■ MATERIALS PROVIDED
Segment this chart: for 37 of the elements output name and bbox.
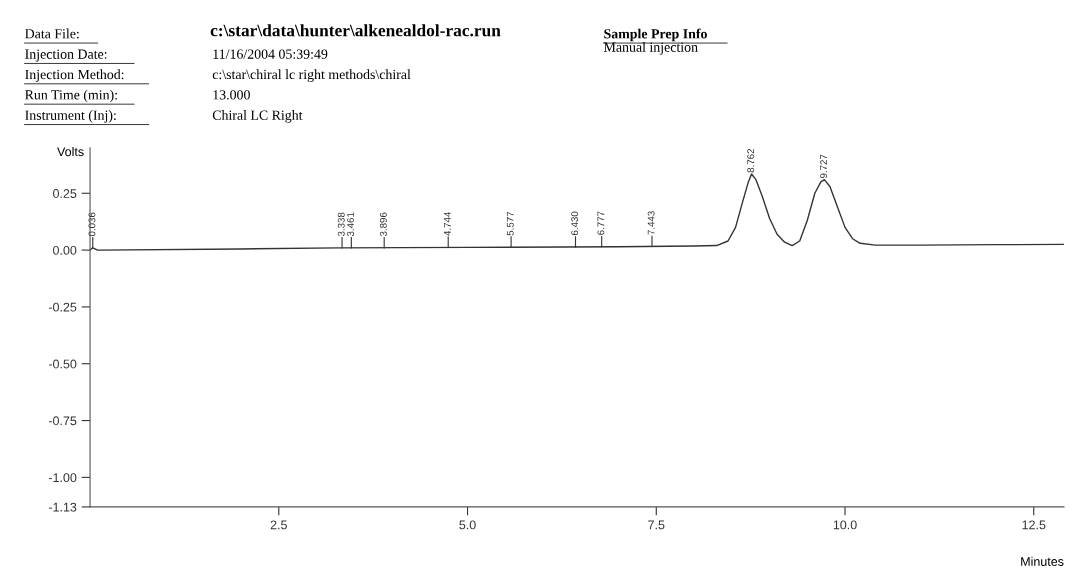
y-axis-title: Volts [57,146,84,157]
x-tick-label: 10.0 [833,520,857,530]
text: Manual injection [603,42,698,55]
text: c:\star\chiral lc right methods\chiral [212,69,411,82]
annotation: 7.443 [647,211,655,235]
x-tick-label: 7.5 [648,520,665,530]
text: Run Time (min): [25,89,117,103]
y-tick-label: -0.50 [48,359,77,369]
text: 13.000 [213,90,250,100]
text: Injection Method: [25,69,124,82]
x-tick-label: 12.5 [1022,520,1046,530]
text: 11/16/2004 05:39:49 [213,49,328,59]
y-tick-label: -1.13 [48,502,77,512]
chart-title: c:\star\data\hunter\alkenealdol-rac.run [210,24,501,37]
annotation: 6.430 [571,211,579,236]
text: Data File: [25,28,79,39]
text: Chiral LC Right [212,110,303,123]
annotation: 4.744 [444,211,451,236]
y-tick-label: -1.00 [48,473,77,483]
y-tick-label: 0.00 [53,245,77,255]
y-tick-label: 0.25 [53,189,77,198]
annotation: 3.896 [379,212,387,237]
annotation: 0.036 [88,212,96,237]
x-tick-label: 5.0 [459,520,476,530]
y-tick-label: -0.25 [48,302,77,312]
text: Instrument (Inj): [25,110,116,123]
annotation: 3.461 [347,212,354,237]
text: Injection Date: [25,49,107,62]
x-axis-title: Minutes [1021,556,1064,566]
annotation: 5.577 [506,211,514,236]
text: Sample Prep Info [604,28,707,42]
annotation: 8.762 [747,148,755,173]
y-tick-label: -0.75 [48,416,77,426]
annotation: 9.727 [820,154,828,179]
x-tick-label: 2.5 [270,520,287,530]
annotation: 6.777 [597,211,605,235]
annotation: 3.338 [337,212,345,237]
==
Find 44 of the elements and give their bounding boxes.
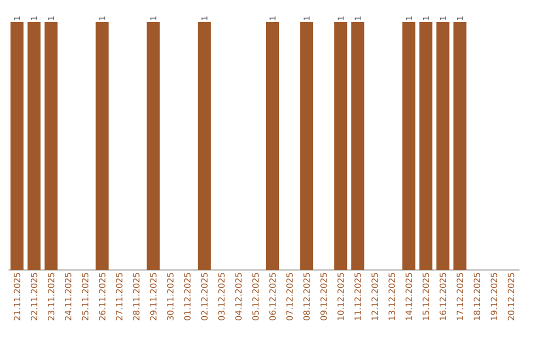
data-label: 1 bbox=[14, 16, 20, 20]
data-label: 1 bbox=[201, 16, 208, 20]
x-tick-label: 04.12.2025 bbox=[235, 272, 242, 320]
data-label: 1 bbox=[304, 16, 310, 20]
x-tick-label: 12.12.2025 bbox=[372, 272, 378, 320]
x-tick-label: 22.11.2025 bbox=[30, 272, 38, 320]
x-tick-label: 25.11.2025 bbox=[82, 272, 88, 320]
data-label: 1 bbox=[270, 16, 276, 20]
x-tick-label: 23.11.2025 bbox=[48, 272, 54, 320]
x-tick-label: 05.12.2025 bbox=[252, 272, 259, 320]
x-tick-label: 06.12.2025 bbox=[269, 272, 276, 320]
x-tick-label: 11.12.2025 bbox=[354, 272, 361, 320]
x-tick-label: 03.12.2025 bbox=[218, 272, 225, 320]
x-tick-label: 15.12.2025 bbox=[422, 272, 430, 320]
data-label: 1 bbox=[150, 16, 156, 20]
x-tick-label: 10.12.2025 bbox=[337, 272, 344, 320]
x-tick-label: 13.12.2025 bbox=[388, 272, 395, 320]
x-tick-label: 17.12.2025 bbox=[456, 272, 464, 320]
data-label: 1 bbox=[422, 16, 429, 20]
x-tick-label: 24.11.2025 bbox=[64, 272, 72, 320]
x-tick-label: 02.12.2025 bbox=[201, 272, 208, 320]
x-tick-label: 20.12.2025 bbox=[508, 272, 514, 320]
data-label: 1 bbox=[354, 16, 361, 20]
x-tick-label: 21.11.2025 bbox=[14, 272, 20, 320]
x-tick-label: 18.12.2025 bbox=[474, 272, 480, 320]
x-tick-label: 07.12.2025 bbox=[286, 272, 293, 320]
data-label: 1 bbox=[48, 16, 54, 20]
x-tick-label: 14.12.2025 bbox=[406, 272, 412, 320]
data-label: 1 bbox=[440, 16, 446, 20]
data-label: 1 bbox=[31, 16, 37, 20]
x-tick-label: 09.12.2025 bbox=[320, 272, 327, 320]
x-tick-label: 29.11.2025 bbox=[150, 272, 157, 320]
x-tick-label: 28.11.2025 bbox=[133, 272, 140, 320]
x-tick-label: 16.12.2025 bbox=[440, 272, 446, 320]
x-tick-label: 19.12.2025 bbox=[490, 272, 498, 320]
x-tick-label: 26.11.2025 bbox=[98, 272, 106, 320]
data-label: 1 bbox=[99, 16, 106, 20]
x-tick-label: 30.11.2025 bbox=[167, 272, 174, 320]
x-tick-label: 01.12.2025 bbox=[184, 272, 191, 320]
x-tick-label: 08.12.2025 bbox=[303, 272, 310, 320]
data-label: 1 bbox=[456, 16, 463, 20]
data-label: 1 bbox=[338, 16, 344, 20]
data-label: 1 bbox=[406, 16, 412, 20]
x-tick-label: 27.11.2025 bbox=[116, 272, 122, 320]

■ WHAT YOU SHOULD DO
Locate each line in the entries above that contains the string "text", and copy every such line.

■ OUTPUT OF THE EXERCISE
text: Manual injection [603,42,698,55]
text: c:\star\chiral lc right methods\chiral [212,69,411,82]
text: Run Time (min): [25,89,117,103]
text: 13.000 [213,90,250,100]
text: Injection Method: [25,69,124,82]
text: 11/16/2004 05:39:49 [213,49,328,59]
text: Data File: [25,28,79,39]
text: Chiral LC Right [212,110,303,123]
text: Instrument (Inj): [25,110,116,123]
text: Injection Date: [25,49,107,62]
text: Sample Prep Info [604,28,707,42]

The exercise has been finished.